Copy every line from the records below that holds the word "this".

A block of data

= = = = =

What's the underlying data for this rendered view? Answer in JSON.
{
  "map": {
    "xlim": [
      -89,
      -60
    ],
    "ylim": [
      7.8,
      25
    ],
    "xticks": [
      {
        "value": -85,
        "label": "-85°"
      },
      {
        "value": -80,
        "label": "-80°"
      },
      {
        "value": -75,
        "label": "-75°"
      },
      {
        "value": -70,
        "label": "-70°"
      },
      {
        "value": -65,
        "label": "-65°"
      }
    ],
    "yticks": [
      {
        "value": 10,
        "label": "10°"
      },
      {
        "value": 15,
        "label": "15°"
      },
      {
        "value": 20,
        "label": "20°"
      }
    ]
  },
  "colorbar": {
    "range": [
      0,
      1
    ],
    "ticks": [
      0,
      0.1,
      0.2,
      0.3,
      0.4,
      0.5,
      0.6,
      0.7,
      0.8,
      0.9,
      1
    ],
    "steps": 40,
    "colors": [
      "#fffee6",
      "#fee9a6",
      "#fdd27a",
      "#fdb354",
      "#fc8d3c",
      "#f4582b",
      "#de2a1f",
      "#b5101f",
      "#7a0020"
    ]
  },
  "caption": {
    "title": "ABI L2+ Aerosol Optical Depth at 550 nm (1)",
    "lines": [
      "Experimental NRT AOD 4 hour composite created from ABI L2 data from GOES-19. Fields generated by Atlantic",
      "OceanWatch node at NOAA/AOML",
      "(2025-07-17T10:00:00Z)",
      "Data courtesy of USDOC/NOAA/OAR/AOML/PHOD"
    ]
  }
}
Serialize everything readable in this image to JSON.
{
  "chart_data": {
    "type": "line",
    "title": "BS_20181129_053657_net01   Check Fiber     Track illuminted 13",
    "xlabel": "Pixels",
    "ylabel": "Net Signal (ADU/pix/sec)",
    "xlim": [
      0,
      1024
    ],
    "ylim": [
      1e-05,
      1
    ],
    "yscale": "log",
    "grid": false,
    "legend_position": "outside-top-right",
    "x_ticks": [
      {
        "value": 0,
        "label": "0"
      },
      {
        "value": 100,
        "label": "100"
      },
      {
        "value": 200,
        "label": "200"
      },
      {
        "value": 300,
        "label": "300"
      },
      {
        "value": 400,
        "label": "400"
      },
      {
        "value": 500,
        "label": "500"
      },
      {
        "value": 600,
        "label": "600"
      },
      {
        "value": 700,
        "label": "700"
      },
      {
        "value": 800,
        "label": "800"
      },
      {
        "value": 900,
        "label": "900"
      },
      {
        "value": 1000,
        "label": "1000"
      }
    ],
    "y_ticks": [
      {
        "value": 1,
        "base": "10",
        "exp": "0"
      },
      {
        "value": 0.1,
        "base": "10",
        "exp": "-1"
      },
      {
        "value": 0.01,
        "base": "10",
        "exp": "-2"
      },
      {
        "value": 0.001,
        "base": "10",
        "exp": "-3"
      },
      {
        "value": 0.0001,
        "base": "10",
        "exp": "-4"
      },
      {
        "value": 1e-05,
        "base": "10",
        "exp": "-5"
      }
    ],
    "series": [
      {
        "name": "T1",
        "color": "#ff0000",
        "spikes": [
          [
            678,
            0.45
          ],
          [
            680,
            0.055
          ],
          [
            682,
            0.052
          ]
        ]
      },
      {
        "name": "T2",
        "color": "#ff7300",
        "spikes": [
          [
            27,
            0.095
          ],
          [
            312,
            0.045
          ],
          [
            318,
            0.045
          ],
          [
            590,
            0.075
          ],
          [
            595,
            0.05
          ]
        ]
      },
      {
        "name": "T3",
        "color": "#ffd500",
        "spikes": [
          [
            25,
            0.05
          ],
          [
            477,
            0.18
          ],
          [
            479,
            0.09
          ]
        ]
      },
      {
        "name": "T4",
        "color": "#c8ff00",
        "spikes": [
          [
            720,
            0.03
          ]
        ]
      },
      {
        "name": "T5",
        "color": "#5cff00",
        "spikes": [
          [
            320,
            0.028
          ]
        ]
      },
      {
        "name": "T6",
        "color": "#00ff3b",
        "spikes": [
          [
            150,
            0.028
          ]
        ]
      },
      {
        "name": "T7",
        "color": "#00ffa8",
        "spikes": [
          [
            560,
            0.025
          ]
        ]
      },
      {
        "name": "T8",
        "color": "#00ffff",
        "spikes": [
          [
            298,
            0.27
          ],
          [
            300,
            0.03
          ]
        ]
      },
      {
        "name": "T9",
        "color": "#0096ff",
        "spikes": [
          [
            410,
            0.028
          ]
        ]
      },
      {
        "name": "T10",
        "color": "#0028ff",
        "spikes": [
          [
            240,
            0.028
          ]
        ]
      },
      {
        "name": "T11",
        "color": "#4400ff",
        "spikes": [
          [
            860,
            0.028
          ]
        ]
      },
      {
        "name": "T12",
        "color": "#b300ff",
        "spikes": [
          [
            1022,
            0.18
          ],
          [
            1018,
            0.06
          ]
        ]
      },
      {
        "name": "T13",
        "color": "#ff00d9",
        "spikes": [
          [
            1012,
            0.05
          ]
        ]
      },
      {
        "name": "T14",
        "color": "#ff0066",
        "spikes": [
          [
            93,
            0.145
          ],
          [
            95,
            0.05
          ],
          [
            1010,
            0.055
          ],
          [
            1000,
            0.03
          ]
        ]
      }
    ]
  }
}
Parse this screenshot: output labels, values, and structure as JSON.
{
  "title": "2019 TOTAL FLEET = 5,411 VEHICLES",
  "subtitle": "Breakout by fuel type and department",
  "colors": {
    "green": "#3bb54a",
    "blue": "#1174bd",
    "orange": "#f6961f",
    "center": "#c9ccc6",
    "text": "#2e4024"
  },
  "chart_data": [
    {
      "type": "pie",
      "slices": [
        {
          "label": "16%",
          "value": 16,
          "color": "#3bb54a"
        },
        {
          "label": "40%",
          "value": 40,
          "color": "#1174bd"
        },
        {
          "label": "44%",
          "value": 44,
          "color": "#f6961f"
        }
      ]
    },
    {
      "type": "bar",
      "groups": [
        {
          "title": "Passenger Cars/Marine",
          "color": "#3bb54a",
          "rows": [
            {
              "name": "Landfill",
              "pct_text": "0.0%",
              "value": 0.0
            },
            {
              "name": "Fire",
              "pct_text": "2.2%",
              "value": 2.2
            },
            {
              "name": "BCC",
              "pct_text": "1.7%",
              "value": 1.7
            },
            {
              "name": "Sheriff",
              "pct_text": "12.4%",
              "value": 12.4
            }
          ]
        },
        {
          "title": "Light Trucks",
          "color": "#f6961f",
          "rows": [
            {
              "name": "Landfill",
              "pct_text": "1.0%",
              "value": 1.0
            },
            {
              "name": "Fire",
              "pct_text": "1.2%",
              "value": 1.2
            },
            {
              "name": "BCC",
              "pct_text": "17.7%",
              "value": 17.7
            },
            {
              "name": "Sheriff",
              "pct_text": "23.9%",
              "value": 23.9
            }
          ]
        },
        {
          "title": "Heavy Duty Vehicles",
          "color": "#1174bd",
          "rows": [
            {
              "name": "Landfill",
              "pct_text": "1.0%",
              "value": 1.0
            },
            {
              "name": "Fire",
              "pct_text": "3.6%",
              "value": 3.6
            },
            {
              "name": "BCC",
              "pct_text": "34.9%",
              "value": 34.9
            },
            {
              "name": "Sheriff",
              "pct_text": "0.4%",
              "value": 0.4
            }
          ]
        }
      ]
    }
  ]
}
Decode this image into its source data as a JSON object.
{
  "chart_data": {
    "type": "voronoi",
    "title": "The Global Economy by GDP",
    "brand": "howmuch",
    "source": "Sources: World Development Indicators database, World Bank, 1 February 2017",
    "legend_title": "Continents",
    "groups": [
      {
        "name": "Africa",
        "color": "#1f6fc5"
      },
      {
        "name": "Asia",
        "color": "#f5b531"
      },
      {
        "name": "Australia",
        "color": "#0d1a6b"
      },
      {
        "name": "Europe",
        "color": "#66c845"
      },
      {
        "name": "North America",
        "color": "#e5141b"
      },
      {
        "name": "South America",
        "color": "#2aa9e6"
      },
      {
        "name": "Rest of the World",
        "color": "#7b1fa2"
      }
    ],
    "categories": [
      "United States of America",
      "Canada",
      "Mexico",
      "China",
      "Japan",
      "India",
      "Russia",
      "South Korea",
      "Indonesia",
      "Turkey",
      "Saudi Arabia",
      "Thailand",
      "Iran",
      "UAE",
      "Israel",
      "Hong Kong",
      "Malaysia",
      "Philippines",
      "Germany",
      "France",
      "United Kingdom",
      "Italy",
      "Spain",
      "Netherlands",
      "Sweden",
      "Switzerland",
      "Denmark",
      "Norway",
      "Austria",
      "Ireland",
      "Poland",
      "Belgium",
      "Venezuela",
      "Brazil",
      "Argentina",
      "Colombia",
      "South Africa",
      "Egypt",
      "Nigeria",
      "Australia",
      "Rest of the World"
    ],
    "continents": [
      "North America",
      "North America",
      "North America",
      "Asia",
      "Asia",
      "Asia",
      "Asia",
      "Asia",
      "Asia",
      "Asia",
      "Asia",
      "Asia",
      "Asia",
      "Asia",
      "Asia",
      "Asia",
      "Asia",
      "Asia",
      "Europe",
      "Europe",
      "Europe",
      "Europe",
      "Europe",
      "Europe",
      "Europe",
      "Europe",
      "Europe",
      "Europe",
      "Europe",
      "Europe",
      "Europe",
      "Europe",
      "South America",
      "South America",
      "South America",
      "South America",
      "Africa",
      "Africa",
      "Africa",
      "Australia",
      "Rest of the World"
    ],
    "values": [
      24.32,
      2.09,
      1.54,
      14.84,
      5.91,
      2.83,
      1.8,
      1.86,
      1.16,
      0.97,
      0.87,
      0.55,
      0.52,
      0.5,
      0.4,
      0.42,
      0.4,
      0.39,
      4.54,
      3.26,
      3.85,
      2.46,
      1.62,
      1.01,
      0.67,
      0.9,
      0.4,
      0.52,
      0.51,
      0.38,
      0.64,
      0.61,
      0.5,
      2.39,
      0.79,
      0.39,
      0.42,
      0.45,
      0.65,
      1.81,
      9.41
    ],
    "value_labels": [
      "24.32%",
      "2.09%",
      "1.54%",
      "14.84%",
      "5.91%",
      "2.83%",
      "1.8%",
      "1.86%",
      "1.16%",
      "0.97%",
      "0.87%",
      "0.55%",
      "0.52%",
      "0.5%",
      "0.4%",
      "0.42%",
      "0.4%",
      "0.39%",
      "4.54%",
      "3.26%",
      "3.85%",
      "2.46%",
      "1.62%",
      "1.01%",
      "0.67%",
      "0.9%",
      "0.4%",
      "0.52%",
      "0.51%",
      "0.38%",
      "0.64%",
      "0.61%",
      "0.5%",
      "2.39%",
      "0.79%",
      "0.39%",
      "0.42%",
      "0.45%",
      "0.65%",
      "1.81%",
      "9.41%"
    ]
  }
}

= = = = =

* ANSWER BELOW *
What's the underlying data for this rendered view? Answer in JSON.
Serialize everything readable in this image to JSON.
Parse this screenshot: output labels, values, and structure as JSON.
Decode this image into its source data as a JSON object.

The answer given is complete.